* **DATA SHOWN**
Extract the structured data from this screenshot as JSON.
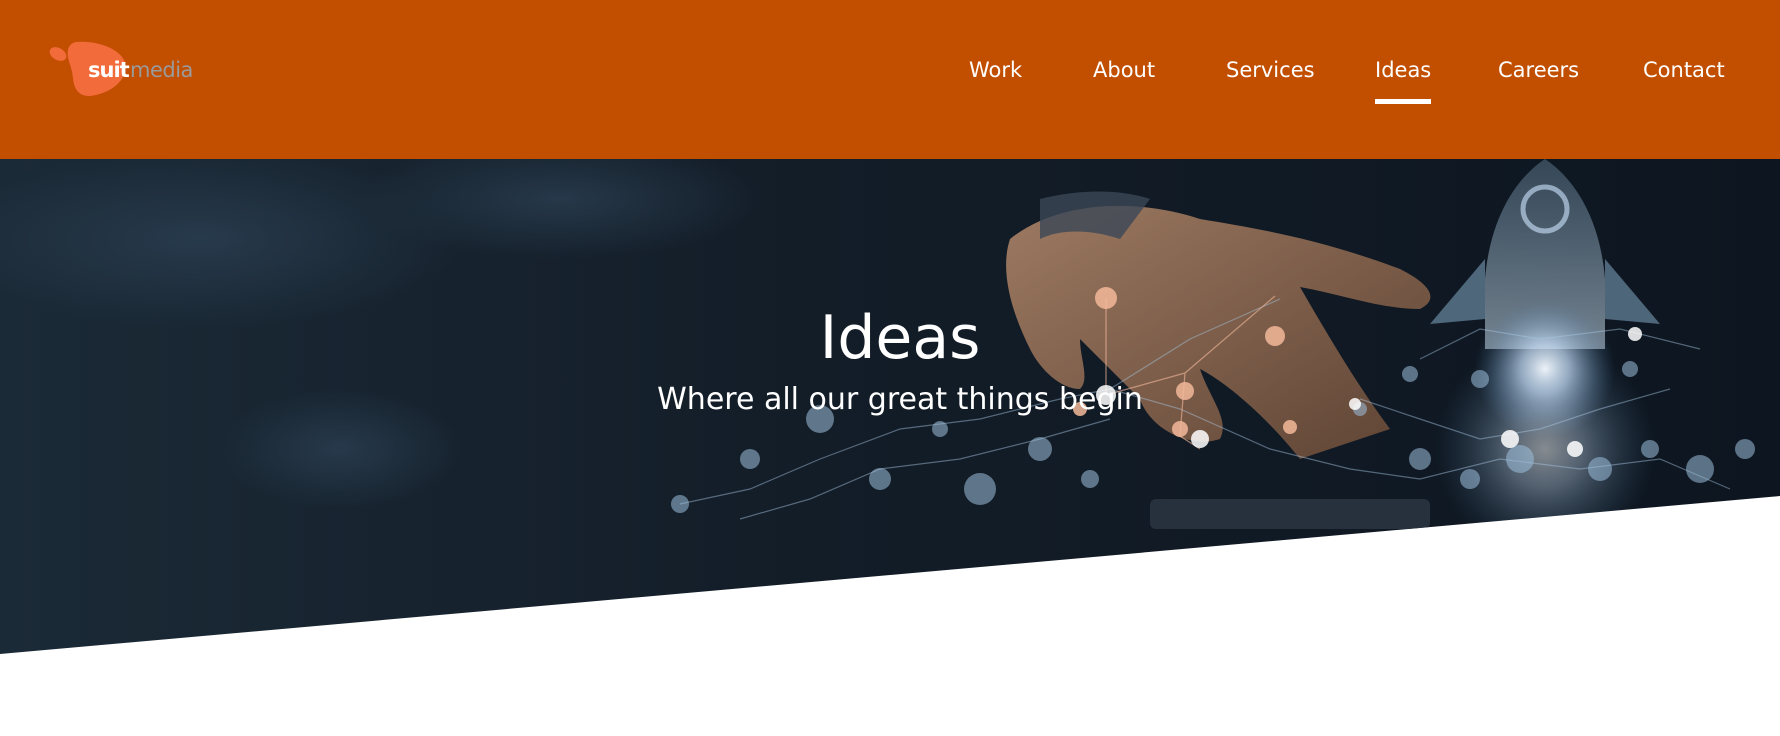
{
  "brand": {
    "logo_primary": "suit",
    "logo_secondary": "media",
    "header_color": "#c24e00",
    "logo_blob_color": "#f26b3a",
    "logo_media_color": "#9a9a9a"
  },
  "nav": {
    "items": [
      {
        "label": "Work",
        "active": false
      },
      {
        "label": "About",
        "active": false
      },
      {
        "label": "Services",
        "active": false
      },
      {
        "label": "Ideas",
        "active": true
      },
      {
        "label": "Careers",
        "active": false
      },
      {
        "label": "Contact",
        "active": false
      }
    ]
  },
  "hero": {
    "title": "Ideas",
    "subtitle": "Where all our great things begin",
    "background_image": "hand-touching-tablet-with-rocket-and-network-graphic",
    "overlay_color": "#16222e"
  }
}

---

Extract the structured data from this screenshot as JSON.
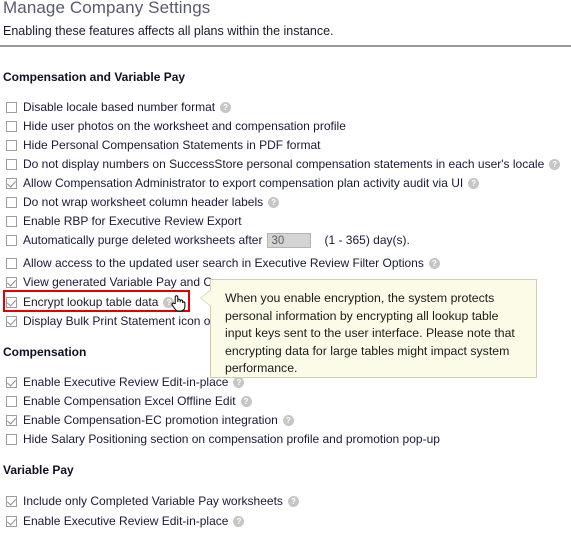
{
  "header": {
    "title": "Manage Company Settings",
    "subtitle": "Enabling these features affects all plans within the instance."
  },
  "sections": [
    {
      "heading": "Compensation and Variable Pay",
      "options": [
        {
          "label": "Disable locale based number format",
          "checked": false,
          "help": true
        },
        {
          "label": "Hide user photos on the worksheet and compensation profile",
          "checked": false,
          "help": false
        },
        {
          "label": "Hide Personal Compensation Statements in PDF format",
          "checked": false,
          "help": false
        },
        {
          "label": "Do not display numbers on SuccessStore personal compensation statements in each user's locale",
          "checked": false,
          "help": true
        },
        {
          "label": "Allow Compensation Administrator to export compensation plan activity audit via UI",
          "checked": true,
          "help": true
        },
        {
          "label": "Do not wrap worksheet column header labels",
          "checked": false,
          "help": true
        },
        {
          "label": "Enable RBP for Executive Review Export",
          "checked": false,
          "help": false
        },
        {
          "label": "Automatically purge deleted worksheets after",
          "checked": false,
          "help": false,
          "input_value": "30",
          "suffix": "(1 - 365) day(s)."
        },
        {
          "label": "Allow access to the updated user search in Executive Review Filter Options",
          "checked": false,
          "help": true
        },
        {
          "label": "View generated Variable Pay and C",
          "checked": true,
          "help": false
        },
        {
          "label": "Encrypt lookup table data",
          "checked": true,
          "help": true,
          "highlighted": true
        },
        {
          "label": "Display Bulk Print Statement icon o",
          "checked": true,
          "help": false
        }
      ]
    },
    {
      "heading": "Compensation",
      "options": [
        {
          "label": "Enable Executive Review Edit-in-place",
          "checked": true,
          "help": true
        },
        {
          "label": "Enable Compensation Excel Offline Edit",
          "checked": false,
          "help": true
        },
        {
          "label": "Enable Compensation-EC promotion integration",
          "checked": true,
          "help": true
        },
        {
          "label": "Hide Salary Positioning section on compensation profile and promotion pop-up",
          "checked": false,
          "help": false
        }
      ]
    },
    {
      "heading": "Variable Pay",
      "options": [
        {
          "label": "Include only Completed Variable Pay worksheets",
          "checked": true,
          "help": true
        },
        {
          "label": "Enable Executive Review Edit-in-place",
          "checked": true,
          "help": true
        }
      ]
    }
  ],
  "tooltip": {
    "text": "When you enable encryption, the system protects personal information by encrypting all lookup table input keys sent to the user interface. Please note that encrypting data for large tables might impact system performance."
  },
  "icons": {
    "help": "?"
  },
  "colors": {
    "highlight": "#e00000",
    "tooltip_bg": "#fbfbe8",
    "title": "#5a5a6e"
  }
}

* **TASK BRIEF**
Look above for every line with the word "Allow" and copy it.

* **THE REPLY**
          "label": "Allow Compensation Administrator to export compensation plan activity audit via UI",
          "label": "Allow access to the updated user search in Executive Review Filter Options",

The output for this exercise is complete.